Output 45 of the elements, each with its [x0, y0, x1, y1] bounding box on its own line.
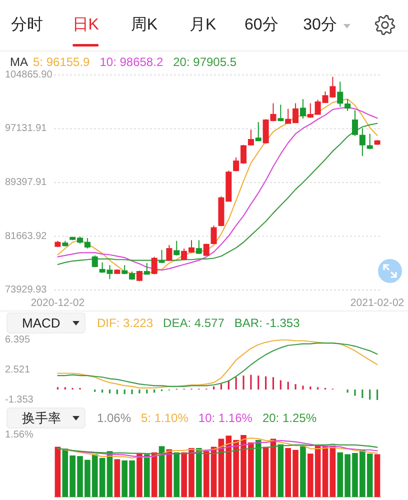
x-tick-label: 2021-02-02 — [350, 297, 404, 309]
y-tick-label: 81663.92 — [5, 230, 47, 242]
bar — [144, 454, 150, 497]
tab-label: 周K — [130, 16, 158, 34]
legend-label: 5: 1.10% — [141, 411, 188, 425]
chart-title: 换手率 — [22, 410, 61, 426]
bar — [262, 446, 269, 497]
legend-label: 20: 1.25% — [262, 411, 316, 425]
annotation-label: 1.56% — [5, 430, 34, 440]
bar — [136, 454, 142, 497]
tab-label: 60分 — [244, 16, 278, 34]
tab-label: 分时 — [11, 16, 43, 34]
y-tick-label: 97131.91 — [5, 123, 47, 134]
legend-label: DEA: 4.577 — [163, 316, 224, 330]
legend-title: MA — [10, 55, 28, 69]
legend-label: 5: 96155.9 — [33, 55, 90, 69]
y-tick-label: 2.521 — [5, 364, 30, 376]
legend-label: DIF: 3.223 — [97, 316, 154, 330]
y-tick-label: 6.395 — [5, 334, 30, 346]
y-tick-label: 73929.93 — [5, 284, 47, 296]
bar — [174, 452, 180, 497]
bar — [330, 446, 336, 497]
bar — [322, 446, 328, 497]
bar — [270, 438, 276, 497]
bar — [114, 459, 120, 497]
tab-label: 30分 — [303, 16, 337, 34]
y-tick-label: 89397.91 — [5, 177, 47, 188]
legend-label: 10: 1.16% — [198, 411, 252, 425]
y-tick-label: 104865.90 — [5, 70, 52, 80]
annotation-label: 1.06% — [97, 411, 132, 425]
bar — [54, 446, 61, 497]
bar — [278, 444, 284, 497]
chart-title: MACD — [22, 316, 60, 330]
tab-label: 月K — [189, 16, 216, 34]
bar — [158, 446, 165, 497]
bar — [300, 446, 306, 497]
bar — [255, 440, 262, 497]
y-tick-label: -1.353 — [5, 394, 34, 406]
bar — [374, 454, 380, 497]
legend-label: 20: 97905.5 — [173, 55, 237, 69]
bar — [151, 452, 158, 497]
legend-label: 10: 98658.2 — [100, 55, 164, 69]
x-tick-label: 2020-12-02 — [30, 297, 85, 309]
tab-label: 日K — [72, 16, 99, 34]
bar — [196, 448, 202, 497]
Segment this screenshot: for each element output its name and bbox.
◇ ◇ ◇ ◇ ◇ ◇ ◇
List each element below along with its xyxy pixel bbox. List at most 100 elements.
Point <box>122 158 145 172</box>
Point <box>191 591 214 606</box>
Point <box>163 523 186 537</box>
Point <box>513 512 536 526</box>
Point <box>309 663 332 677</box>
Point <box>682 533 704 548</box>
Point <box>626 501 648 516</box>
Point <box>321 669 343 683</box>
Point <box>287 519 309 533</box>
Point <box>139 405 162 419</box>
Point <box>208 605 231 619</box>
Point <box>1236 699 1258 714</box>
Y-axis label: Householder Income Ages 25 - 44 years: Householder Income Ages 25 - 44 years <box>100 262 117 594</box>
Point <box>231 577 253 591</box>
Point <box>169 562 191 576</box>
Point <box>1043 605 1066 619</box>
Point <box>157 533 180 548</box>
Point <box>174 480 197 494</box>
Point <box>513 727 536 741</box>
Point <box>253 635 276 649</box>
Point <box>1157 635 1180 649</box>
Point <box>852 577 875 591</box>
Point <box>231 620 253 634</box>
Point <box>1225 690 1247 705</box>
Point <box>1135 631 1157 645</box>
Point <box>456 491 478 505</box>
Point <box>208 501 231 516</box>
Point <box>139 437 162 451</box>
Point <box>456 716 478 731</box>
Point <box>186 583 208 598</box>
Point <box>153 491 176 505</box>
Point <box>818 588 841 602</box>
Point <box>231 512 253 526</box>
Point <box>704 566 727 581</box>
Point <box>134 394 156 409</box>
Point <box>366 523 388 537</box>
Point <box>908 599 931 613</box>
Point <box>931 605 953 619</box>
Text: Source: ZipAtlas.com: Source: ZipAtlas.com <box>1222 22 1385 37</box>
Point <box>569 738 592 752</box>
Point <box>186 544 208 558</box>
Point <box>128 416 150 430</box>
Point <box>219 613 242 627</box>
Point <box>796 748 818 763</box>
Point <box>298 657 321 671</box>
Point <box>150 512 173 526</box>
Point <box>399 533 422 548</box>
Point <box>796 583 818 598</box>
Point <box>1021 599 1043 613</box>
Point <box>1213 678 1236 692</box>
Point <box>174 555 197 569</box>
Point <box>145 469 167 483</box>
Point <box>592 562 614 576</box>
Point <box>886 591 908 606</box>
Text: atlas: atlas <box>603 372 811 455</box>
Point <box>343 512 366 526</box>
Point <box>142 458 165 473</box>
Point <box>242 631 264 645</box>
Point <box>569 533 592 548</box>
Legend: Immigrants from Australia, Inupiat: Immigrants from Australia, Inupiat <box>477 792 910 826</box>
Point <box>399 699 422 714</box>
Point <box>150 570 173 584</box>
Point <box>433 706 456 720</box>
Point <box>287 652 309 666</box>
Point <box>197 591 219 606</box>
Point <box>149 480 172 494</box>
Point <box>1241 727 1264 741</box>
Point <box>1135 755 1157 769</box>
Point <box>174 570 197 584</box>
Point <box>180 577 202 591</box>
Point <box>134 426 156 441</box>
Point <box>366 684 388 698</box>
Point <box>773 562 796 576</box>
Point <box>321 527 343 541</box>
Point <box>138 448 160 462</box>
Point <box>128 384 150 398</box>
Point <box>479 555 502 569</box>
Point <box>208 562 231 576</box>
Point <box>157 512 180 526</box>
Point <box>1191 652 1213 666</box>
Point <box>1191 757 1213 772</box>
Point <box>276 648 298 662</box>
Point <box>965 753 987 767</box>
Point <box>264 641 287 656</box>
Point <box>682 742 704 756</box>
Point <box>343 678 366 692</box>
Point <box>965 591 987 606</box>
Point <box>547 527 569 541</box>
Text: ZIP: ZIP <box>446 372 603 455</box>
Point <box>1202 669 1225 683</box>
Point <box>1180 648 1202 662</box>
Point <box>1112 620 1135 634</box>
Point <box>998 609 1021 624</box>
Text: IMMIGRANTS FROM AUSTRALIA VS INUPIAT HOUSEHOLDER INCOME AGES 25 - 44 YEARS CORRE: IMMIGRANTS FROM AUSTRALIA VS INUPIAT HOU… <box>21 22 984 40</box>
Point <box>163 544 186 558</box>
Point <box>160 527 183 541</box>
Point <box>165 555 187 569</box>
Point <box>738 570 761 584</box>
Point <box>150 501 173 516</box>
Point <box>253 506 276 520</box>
◇ ◇ ◇ ◇ ◇ ◇ ◇
Stated exercise: Write out the lines of the entries above exactly, from the line with "List each element" up to and including the line with "Point <box>852 577 875 591</box>".

Finished answer:
List each element below along with its xyxy pixel bbox. List at most 100 elements.
Point <box>122 158 145 172</box>
Point <box>191 591 214 606</box>
Point <box>163 523 186 537</box>
Point <box>513 512 536 526</box>
Point <box>309 663 332 677</box>
Point <box>682 533 704 548</box>
Point <box>626 501 648 516</box>
Point <box>321 669 343 683</box>
Point <box>287 519 309 533</box>
Point <box>139 405 162 419</box>
Point <box>208 605 231 619</box>
Point <box>1236 699 1258 714</box>
Y-axis label: Householder Income Ages 25 - 44 years: Householder Income Ages 25 - 44 years <box>100 262 117 594</box>
Point <box>231 577 253 591</box>
Point <box>169 562 191 576</box>
Point <box>1043 605 1066 619</box>
Point <box>157 533 180 548</box>
Point <box>174 480 197 494</box>
Point <box>513 727 536 741</box>
Point <box>253 635 276 649</box>
Point <box>1157 635 1180 649</box>
Point <box>852 577 875 591</box>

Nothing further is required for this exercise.